* **Objective**
Write out the records that appear below, verbatim and complete, but without pictures.

* **Listed records**
====================

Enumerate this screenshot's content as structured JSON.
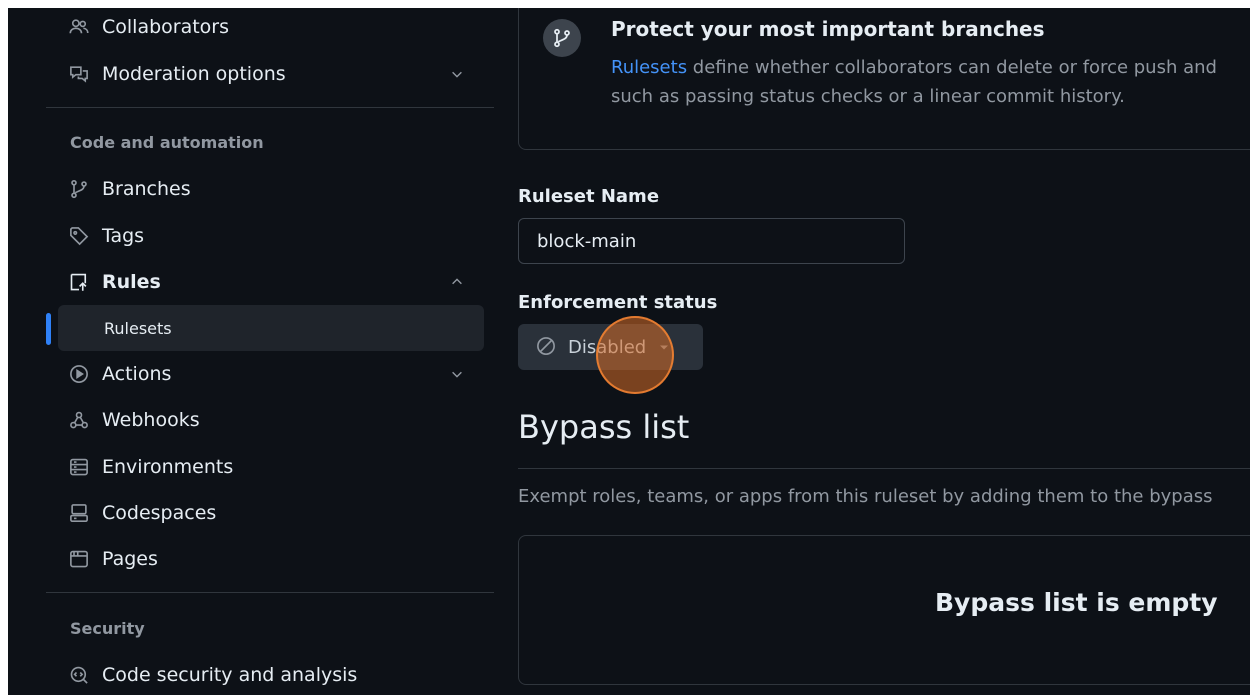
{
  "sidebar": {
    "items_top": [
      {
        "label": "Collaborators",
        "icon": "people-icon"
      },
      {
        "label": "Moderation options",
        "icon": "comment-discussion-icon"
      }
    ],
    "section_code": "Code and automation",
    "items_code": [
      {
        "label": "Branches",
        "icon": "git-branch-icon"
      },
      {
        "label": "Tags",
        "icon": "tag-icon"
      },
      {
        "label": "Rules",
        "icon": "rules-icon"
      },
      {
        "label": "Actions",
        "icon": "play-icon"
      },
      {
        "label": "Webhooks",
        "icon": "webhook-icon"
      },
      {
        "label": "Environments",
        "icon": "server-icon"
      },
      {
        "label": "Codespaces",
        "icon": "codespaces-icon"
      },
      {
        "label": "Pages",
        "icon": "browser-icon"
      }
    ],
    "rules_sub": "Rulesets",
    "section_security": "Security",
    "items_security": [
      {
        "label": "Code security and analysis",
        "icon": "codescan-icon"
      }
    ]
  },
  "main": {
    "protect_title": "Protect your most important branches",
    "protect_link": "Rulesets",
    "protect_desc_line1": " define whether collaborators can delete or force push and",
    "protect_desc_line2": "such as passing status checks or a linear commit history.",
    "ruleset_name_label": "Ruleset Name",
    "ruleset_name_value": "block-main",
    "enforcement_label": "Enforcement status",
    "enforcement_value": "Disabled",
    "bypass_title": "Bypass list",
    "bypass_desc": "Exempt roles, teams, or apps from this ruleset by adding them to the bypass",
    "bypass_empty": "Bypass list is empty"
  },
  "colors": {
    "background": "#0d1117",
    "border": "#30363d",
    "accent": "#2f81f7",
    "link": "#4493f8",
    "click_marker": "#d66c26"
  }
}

====================

* **The response**
Enumerate this screenshot's content as structured JSON.
{
  "sidebar": {
    "items_top": [
      {
        "label": "Collaborators",
        "icon": "people-icon"
      },
      {
        "label": "Moderation options",
        "icon": "comment-discussion-icon"
      }
    ],
    "section_code": "Code and automation",
    "items_code": [
      {
        "label": "Branches",
        "icon": "git-branch-icon"
      },
      {
        "label": "Tags",
        "icon": "tag-icon"
      },
      {
        "label": "Rules",
        "icon": "rules-icon"
      },
      {
        "label": "Actions",
        "icon": "play-icon"
      },
      {
        "label": "Webhooks",
        "icon": "webhook-icon"
      },
      {
        "label": "Environments",
        "icon": "server-icon"
      },
      {
        "label": "Codespaces",
        "icon": "codespaces-icon"
      },
      {
        "label": "Pages",
        "icon": "browser-icon"
      }
    ],
    "rules_sub": "Rulesets",
    "section_security": "Security",
    "items_security": [
      {
        "label": "Code security and analysis",
        "icon": "codescan-icon"
      }
    ]
  },
  "main": {
    "protect_title": "Protect your most important branches",
    "protect_link": "Rulesets",
    "protect_desc_line1": " define whether collaborators can delete or force push and",
    "protect_desc_line2": "such as passing status checks or a linear commit history.",
    "ruleset_name_label": "Ruleset Name",
    "ruleset_name_value": "block-main",
    "enforcement_label": "Enforcement status",
    "enforcement_value": "Disabled",
    "bypass_title": "Bypass list",
    "bypass_desc": "Exempt roles, teams, or apps from this ruleset by adding them to the bypass",
    "bypass_empty": "Bypass list is empty"
  },
  "colors": {
    "background": "#0d1117",
    "border": "#30363d",
    "accent": "#2f81f7",
    "link": "#4493f8",
    "click_marker": "#d66c26"
  }
}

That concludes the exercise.